** begin **

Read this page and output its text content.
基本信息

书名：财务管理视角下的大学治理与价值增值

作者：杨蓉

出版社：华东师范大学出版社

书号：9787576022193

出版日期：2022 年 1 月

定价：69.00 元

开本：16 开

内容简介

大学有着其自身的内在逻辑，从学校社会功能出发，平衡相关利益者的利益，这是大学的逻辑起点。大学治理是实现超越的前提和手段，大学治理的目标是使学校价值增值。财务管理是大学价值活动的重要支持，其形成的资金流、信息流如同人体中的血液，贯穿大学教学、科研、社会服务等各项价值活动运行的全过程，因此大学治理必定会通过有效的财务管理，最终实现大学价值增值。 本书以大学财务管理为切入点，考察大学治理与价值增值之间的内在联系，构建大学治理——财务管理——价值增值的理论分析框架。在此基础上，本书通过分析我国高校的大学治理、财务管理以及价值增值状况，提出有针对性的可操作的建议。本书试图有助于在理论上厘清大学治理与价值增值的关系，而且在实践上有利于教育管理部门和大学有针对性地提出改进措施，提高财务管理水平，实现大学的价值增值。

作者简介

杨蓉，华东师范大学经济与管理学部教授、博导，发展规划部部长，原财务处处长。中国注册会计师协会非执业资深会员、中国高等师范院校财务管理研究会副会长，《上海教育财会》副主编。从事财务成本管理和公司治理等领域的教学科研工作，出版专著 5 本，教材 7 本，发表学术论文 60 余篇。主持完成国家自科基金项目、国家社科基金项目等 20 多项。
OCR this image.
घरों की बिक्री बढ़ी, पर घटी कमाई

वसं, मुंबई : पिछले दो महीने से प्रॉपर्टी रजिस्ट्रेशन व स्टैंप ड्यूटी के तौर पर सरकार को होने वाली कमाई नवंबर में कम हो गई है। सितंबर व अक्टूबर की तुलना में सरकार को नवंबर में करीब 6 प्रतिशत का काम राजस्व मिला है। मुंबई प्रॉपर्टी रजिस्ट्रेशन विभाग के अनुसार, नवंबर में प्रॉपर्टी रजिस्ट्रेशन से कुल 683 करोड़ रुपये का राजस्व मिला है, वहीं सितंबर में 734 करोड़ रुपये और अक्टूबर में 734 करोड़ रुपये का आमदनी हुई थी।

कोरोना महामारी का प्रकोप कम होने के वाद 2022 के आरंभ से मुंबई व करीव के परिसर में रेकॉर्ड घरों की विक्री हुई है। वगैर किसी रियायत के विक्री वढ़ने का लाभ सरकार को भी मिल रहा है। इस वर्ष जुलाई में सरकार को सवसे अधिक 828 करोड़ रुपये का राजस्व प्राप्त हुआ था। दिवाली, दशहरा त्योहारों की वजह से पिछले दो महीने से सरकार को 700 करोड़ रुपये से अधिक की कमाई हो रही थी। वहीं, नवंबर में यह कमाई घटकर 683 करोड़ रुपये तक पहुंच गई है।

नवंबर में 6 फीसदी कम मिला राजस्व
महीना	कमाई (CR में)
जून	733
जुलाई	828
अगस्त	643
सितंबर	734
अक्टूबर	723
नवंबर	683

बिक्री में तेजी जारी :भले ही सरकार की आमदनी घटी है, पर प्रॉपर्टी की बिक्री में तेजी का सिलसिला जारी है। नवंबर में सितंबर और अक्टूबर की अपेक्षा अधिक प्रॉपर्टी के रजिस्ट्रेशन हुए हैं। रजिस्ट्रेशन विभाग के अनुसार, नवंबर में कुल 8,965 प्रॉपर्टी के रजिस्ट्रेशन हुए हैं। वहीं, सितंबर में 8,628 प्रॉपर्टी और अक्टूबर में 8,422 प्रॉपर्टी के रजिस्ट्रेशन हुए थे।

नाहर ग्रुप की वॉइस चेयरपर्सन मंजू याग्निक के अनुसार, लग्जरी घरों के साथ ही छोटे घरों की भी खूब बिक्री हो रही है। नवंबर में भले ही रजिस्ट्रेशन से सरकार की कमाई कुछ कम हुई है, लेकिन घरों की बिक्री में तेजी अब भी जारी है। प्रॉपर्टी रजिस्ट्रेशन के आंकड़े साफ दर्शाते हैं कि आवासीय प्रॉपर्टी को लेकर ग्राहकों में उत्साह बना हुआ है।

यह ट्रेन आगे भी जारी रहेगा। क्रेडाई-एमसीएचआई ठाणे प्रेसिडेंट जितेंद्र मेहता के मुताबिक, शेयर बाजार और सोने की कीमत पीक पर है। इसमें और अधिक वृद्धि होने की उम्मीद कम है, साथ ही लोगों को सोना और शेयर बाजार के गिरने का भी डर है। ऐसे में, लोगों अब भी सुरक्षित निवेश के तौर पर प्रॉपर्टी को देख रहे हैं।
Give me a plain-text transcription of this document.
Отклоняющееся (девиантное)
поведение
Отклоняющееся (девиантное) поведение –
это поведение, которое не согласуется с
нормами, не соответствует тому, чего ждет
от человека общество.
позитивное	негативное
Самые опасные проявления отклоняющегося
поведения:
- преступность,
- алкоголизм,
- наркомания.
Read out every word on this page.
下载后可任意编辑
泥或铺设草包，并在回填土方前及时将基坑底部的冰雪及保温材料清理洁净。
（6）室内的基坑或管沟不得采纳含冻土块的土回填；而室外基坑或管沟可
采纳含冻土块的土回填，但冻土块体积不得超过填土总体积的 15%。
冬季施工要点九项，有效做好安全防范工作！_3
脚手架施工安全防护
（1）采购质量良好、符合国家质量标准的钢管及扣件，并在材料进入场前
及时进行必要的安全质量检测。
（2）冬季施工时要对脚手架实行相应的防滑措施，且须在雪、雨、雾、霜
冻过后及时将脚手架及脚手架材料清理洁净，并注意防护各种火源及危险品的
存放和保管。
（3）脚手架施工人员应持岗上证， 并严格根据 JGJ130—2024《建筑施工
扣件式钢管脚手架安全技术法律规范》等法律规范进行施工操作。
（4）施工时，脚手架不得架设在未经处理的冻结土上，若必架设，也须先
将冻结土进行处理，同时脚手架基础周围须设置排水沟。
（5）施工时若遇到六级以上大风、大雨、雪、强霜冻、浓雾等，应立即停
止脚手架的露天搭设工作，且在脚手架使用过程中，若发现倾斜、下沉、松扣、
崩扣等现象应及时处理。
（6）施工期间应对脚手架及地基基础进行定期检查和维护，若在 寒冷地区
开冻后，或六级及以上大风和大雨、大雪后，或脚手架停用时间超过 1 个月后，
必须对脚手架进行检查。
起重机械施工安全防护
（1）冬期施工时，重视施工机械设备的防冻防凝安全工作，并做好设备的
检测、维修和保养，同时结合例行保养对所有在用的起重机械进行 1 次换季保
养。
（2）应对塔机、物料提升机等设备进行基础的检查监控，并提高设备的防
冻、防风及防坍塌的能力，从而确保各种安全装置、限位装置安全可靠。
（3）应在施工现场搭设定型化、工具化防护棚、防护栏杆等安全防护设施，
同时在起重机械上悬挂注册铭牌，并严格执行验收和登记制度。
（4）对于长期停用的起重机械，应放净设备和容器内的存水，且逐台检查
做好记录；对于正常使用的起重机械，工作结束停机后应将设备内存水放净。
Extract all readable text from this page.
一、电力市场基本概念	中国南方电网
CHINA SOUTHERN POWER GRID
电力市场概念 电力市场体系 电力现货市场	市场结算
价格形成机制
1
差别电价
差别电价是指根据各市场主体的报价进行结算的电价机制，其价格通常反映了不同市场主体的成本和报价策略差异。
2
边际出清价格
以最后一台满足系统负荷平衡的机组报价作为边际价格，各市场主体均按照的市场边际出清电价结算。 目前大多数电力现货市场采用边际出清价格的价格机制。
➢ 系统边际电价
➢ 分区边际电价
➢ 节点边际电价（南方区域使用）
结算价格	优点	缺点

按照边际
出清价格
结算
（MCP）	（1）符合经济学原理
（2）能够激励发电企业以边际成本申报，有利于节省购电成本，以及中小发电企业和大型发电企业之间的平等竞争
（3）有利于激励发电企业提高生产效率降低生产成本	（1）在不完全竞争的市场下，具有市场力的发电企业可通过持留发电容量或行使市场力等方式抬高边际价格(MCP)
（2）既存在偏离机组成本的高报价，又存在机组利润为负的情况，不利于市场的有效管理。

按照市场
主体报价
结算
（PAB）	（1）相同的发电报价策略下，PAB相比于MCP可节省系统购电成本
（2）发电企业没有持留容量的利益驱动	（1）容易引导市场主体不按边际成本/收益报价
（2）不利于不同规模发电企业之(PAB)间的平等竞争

** end **

* SHORT TASK: From the listing above, find the number of lines with the word "Отклоняющееся" in them. Answer with the number only.

* REPLY TO THE TASK: 2